Scan the lines below for the word "state". Copy each line you find it in.
>> BEGIN Input for this task
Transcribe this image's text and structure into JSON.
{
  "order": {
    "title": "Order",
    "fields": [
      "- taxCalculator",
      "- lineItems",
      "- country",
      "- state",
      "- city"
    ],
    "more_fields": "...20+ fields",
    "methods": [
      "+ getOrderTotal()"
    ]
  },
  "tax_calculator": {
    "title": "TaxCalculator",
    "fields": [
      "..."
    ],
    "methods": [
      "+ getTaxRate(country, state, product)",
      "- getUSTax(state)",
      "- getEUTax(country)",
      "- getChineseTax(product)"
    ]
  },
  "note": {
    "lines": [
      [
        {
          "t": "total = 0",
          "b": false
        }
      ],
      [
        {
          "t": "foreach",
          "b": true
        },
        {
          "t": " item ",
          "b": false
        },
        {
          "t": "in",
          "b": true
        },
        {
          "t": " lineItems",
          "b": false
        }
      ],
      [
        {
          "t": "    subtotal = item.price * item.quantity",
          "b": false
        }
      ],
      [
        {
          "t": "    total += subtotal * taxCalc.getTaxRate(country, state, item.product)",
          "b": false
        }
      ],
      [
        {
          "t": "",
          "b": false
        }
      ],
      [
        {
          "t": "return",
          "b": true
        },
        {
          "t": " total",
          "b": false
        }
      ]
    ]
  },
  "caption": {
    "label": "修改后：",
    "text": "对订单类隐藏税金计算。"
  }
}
>> END Input for this task
Result:
      "- state",
      "+ getTaxRate(country, state, product)",
      "- getUSTax(state)",
          "t": "    total += subtotal * taxCalc.getTaxRate(country, state, item.product)",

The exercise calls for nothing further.